**Work required**
Identify each line below that contains the word "this", and copy it out.

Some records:
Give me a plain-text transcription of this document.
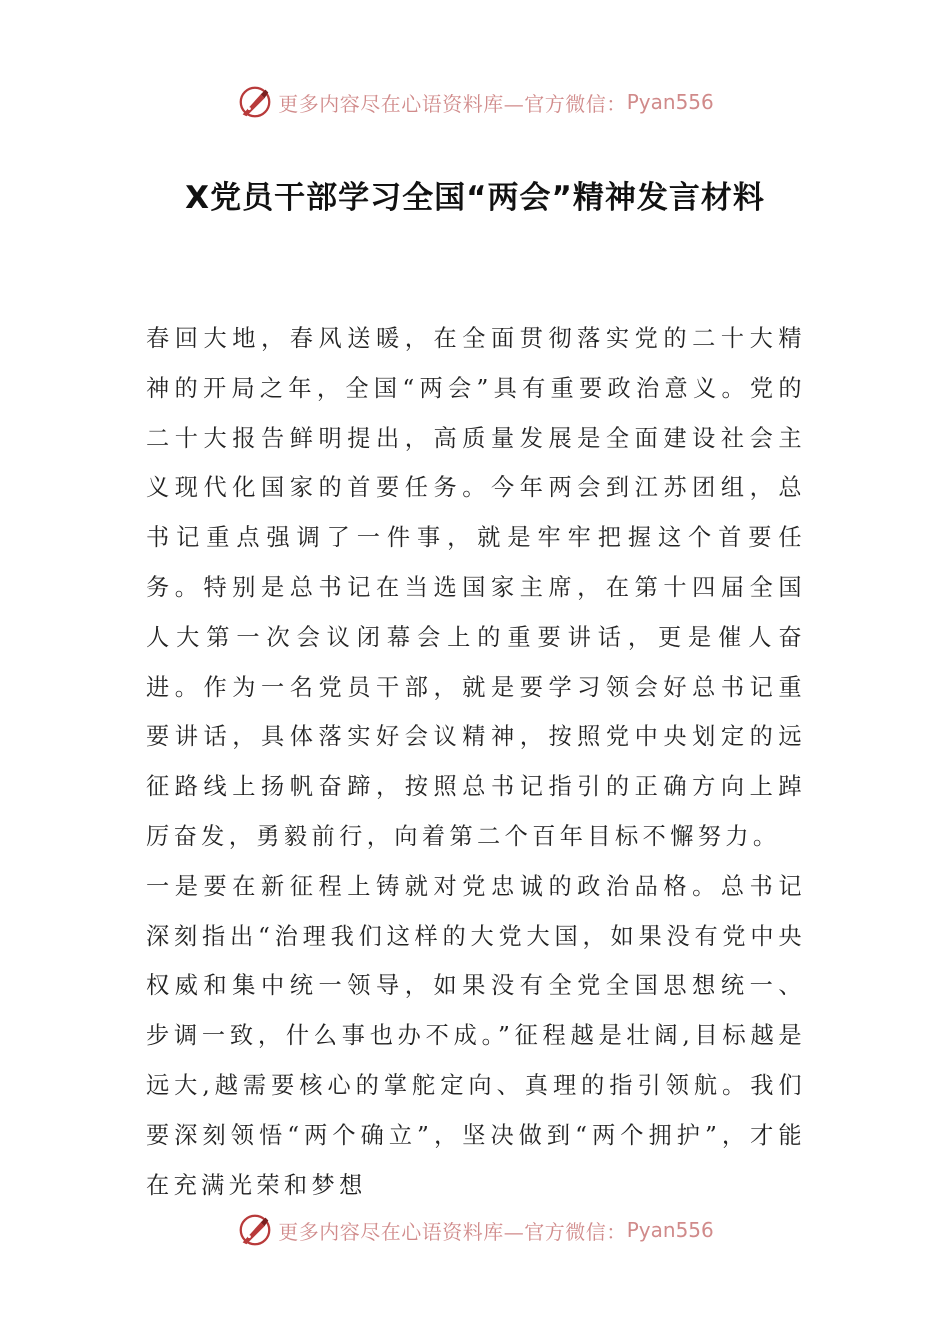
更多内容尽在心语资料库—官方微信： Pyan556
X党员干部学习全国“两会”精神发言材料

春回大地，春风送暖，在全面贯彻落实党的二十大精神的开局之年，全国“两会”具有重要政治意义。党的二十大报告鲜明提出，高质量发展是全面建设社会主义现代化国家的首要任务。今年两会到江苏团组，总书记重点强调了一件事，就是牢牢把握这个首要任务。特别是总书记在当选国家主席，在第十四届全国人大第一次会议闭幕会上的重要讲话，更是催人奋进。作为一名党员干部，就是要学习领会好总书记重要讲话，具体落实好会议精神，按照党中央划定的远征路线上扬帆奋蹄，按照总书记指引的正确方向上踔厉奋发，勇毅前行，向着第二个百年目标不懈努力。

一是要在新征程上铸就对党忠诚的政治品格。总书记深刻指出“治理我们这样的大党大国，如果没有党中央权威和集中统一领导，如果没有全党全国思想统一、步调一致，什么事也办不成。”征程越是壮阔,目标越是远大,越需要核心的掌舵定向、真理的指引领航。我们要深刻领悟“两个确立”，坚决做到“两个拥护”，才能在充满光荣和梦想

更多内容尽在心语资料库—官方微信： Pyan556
==
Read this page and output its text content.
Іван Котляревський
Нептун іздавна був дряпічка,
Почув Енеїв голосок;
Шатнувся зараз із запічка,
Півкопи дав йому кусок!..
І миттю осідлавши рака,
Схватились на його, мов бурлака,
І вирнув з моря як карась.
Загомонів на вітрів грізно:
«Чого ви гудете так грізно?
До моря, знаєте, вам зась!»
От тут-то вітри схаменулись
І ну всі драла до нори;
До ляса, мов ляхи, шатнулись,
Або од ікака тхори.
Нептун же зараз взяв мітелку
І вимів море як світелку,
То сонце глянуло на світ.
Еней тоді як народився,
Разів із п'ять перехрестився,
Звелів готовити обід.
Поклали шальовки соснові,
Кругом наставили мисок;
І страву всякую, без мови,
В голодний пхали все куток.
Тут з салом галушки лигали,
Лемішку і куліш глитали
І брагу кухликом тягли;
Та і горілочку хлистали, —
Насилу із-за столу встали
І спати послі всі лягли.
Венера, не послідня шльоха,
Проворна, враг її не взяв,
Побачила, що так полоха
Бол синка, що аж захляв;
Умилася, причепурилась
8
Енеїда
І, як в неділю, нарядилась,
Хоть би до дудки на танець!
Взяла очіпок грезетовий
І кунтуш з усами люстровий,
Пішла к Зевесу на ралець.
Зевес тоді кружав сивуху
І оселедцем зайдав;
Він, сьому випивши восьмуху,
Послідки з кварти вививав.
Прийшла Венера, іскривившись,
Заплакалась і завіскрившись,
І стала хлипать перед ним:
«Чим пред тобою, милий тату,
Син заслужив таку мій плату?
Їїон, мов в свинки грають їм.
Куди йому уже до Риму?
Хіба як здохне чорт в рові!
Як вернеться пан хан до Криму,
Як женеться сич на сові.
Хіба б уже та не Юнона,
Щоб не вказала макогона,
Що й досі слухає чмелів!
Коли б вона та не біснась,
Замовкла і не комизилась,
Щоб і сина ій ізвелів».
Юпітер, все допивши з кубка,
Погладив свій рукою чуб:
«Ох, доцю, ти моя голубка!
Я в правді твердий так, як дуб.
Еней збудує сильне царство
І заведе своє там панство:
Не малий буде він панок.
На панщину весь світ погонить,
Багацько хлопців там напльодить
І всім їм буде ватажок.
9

**Completed exercise**
Give me a plain-text transcription of this document.
Read this page and output its text content.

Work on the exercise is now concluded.